What this task involves
Retype the listing below line for line, without any changes, and leave out the pictures.

╭──

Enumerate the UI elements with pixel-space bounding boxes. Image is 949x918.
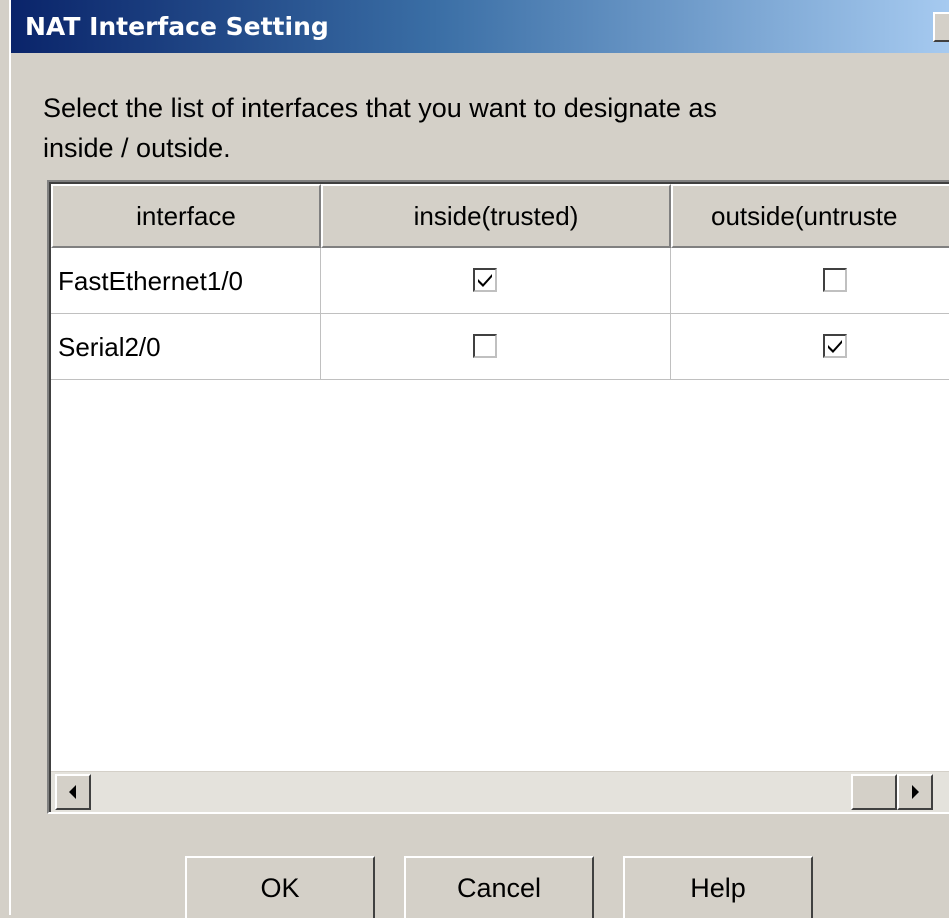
check-icon: [828, 340, 842, 353]
interface-name-cell: FastEthernet1/0: [51, 248, 321, 314]
column-header-inside[interactable]: inside(trusted): [321, 184, 671, 248]
help-button[interactable]: Help: [623, 856, 813, 918]
outside-checkbox[interactable]: [823, 334, 847, 358]
scroll-left-button[interactable]: [55, 774, 91, 810]
arrow-left-icon: [69, 785, 76, 799]
table-row[interactable]: Serial2/0: [51, 314, 949, 380]
outside-checkbox[interactable]: [823, 268, 847, 292]
inside-checkbox[interactable]: [473, 268, 497, 292]
check-icon: [478, 274, 492, 287]
column-header-interface[interactable]: interface: [51, 184, 321, 248]
window-title: NAT Interface Setting: [25, 12, 329, 41]
column-header-outside[interactable]: outside(untruste: [671, 184, 949, 248]
interface-name-cell: Serial2/0: [51, 314, 321, 380]
inside-cell: [321, 314, 671, 380]
horizontal-scrollbar[interactable]: [51, 771, 949, 812]
cancel-button[interactable]: Cancel: [404, 856, 594, 918]
ok-button[interactable]: OK: [185, 856, 375, 918]
table-header: interface inside(trusted) outside(untrus…: [51, 184, 949, 248]
title-bar[interactable]: NAT Interface Setting: [11, 0, 949, 53]
scroll-right-button[interactable]: [897, 774, 933, 810]
outside-cell: [671, 248, 949, 314]
table-viewport: interface inside(trusted) outside(untrus…: [49, 182, 949, 812]
inside-cell: [321, 248, 671, 314]
scroll-thumb[interactable]: [851, 774, 897, 810]
nat-interface-dialog: NAT Interface Setting Select the list of…: [9, 0, 949, 918]
arrow-right-icon: [912, 785, 919, 799]
table-row[interactable]: FastEthernet1/0: [51, 248, 949, 314]
interface-table: interface inside(trusted) outside(untrus…: [47, 180, 949, 814]
close-button[interactable]: [933, 12, 949, 42]
inside-checkbox[interactable]: [473, 334, 497, 358]
outside-cell: [671, 314, 949, 380]
instruction-text: Select the list of interfaces that you w…: [43, 93, 717, 163]
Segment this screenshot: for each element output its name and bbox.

╰──

Answer to the task
Enumerate the UI elements with pixel-space bounding boxes. Image is 949x918.
check-icon: [828, 340, 842, 353]
interface-name-cell: FastEthernet1/0: [51, 248, 321, 314]
column-header-inside[interactable]: inside(trusted): [321, 184, 671, 248]
help-button[interactable]: Help: [623, 856, 813, 918]
outside-checkbox[interactable]: [823, 334, 847, 358]
scroll-left-button[interactable]: [55, 774, 91, 810]
arrow-left-icon: [69, 785, 76, 799]
table-row[interactable]: Serial2/0: [51, 314, 949, 380]
outside-checkbox[interactable]: [823, 268, 847, 292]
inside-checkbox[interactable]: [473, 268, 497, 292]
check-icon: [478, 274, 492, 287]
column-header-interface[interactable]: interface: [51, 184, 321, 248]
window-title: NAT Interface Setting: [25, 12, 329, 41]
column-header-outside[interactable]: outside(untruste: [671, 184, 949, 248]
interface-name-cell: Serial2/0: [51, 314, 321, 380]
inside-cell: [321, 314, 671, 380]
horizontal-scrollbar[interactable]: [51, 771, 949, 812]
cancel-button[interactable]: Cancel: [404, 856, 594, 918]
ok-button[interactable]: OK: [185, 856, 375, 918]
table-header: interface inside(trusted) outside(untrus…: [51, 184, 949, 248]
title-bar[interactable]: NAT Interface Setting: [11, 0, 949, 53]
scroll-right-button[interactable]: [897, 774, 933, 810]
outside-cell: [671, 248, 949, 314]
table-viewport: interface inside(trusted) outside(untrus…: [49, 182, 949, 812]
inside-cell: [321, 248, 671, 314]
scroll-thumb[interactable]: [851, 774, 897, 810]
nat-interface-dialog: NAT Interface Setting Select the list of…: [9, 0, 949, 918]
arrow-right-icon: [912, 785, 919, 799]
table-row[interactable]: FastEthernet1/0: [51, 248, 949, 314]
interface-table: interface inside(trusted) outside(untrus…: [47, 180, 949, 814]
close-button[interactable]: [933, 12, 949, 42]
inside-checkbox[interactable]: [473, 334, 497, 358]
outside-cell: [671, 314, 949, 380]
instruction-text: Select the list of interfaces that you w…: [43, 93, 717, 163]
Segment this screenshot: for each element output its name and bbox.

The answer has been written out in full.